Task description -
Using the material below, work out how many lines contain the word "grand". Reply with the number and nothing more.

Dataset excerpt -

◇ ◇ ◇ ◇ ◇ ◇ ◇

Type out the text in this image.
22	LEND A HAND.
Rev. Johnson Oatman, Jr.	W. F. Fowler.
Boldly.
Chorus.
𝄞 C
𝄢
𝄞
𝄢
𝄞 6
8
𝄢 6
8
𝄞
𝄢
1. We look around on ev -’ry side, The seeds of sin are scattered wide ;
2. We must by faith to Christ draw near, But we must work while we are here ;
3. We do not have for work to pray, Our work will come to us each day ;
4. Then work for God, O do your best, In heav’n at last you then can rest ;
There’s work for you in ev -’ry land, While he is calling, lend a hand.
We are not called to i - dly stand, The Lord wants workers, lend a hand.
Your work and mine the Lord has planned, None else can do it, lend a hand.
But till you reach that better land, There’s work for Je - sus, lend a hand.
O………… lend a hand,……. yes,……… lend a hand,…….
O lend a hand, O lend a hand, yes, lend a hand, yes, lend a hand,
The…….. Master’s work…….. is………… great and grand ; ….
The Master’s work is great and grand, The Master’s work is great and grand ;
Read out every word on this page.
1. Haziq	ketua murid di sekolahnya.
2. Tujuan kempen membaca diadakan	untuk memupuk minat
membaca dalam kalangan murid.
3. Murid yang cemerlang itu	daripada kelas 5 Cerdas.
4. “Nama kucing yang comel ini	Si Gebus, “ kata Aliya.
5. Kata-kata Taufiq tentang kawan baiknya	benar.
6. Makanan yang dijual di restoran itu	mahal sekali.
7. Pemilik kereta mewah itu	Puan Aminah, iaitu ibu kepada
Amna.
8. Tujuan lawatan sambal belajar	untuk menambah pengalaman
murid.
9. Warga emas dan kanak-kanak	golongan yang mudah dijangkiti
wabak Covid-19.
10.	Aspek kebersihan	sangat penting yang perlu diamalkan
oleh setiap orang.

◇ ◇ ◇ ◇ ◇ ◇ ◇

Solution for this exercise -
2